__Extrait du document__:
Toutes ces transactions aboutissent ainsi à un cri brutal de fureur poussé par les Juifs à bout d’arguments. En demandant le supplice romain de la croix, ils faisaient peser une responsabilité encore plus grande sur le gouverneur, juste châtiment de sa lâche faiblesse.
Cette vaine cérémonie se fondait sur un antique usage qui se retrouve chez plusieurs peuples (Deutéronome 21.6-7).
Le gouverneur s’en sert pour proclamer à la fois l’innocence de Jésus et la sienne propre.
Le texte reçu avec Codex Sinaiticus et la plupart des majuscules lui fait dire : Je suis innocent du sang de ce juste. Ce dernier mot, peut-être emprunté au verset 19, est omis par B, D ; mais l’idée qu’il exprime est bien dans la pensée de Pilate.

__Consigne__: Relevez, s'il vous plaît, tous les manuscrits que l'extrait sur Pilate désigne par un nom ou par une lettre. Les entrées ne sont pas nécessaires ici.

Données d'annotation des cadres

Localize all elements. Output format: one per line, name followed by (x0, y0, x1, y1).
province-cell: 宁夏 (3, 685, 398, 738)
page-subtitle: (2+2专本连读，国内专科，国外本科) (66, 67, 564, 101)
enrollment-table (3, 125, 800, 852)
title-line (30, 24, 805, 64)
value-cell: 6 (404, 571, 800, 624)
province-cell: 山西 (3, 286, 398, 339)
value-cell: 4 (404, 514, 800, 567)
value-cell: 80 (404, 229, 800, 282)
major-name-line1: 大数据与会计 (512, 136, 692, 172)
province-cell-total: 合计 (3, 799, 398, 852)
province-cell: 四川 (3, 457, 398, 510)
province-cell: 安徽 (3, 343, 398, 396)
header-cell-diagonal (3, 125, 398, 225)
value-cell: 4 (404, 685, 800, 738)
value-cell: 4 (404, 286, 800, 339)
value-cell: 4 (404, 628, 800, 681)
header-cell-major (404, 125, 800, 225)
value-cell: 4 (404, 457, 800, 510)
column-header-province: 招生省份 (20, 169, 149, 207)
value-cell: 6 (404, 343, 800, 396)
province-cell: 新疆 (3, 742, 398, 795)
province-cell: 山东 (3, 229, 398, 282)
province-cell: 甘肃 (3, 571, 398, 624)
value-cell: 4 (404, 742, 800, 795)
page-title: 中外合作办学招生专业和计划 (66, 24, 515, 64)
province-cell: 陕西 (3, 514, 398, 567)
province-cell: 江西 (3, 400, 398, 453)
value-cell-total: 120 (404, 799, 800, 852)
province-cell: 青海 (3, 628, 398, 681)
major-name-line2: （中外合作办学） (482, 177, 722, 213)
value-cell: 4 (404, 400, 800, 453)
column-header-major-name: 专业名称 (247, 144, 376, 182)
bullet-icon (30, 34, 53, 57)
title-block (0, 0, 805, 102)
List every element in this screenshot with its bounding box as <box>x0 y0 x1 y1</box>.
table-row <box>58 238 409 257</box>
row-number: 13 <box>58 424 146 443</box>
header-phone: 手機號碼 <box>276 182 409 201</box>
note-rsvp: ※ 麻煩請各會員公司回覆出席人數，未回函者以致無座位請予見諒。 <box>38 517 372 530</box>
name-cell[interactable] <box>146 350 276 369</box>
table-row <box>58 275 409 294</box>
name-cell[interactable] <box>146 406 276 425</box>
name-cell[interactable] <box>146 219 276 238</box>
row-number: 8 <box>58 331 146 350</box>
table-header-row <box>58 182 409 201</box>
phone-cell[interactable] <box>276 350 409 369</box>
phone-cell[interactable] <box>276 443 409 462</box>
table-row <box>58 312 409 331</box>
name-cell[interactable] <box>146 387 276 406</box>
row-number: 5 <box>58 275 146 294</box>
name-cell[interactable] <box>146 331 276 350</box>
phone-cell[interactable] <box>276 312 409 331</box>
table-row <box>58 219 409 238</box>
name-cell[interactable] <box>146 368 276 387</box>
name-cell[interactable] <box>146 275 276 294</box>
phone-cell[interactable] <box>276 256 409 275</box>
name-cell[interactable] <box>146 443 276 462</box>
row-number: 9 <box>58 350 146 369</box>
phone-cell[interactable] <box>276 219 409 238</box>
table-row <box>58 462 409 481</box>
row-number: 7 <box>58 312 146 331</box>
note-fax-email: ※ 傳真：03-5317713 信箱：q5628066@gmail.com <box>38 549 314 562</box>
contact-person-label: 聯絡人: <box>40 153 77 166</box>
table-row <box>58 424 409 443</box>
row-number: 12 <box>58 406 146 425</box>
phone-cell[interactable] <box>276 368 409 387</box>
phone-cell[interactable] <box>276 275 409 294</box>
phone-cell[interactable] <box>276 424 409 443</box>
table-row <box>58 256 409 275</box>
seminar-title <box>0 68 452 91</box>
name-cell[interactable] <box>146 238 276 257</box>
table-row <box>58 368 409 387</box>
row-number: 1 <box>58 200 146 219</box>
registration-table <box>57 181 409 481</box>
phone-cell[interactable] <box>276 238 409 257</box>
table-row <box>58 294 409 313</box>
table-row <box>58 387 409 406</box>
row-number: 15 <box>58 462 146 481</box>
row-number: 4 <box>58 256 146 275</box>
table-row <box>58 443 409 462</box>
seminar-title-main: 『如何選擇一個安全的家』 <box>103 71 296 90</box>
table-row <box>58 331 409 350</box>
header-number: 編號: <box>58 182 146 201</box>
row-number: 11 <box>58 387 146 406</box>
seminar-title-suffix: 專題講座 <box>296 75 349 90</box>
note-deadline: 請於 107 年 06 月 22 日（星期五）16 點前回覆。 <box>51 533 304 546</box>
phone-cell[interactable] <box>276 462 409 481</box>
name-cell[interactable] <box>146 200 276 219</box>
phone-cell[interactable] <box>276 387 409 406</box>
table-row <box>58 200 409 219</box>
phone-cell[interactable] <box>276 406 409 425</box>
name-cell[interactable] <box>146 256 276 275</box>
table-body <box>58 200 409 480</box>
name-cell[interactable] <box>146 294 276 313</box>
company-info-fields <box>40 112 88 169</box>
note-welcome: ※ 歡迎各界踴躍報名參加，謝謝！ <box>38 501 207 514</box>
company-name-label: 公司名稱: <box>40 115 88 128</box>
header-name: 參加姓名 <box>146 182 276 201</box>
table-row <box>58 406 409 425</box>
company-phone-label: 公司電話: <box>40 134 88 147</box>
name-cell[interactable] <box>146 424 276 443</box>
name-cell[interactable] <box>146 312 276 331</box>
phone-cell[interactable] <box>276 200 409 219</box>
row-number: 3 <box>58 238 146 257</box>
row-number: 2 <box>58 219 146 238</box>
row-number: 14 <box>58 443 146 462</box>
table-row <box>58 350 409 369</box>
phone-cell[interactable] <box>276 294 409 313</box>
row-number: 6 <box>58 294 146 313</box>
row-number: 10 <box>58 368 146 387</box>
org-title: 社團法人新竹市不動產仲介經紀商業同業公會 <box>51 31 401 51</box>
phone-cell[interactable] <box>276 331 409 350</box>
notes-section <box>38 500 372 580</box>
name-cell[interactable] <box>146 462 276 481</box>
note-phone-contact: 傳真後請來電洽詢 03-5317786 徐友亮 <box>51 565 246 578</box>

__Corrigé__: Codex Sinaiticus, B, D